##### Given data #####

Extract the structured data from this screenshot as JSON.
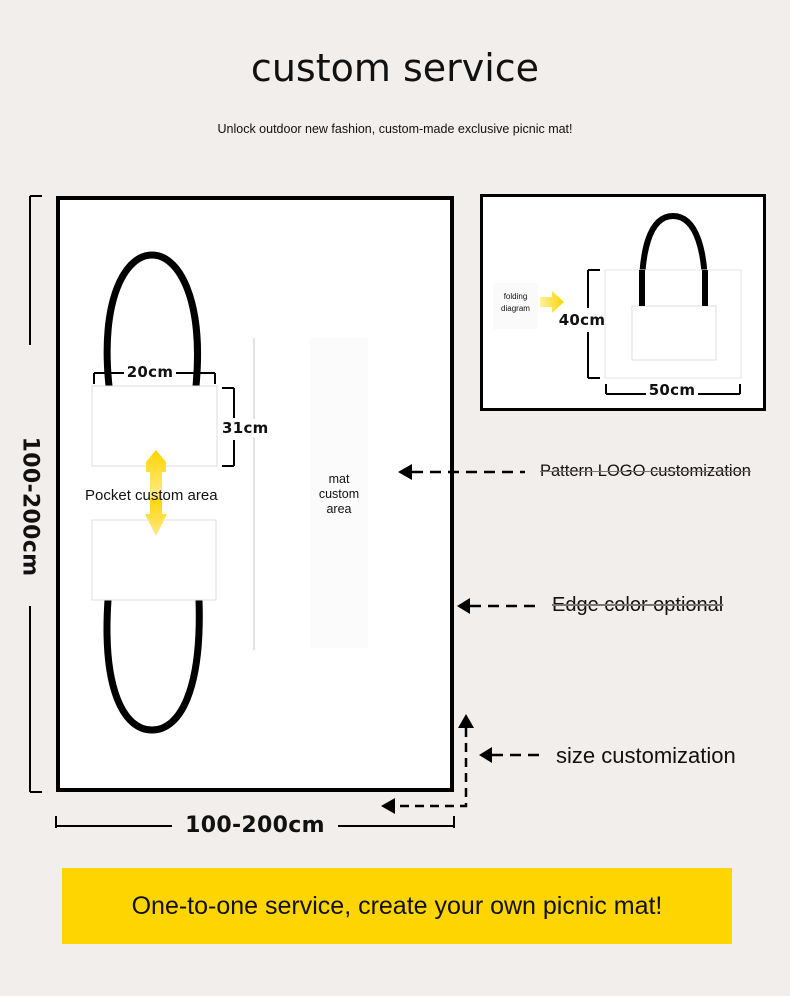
{
  "header": {
    "title": "custom service",
    "subtitle": "Unlock outdoor new fashion, custom-made exclusive picnic mat!"
  },
  "mat": {
    "height_label": "100-200cm",
    "width_label": "100-200cm",
    "pocket_width": "20cm",
    "pocket_height": "31cm",
    "pocket_area_label": "Pocket custom area",
    "mat_area_label": [
      "mat",
      "custom",
      "area"
    ]
  },
  "folding": {
    "label": [
      "folding",
      "diagram"
    ],
    "height": "40cm",
    "width": "50cm"
  },
  "callouts": {
    "pattern": "Pattern LOGO customization",
    "edge": "Edge color optional",
    "size": "size customization"
  },
  "banner": {
    "text": "One-to-one service, create your own picnic mat!"
  },
  "colors": {
    "background": "#f2eeeb",
    "banner": "#ffd500",
    "arrow_yellow": "#ffd400"
  }
}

#####

== Stated exercise ==
Transcribe the complete set of entries verbatim. No pictures belong in the copy.

== Response below ==
Extract the structured data from this screenshot as JSON.
{
  "header": {
    "title": "custom service",
    "subtitle": "Unlock outdoor new fashion, custom-made exclusive picnic mat!"
  },
  "mat": {
    "height_label": "100-200cm",
    "width_label": "100-200cm",
    "pocket_width": "20cm",
    "pocket_height": "31cm",
    "pocket_area_label": "Pocket custom area",
    "mat_area_label": [
      "mat",
      "custom",
      "area"
    ]
  },
  "folding": {
    "label": [
      "folding",
      "diagram"
    ],
    "height": "40cm",
    "width": "50cm"
  },
  "callouts": {
    "pattern": "Pattern LOGO customization",
    "edge": "Edge color optional",
    "size": "size customization"
  },
  "banner": {
    "text": "One-to-one service, create your own picnic mat!"
  },
  "colors": {
    "background": "#f2eeeb",
    "banner": "#ffd500",
    "arrow_yellow": "#ffd400"
  }
}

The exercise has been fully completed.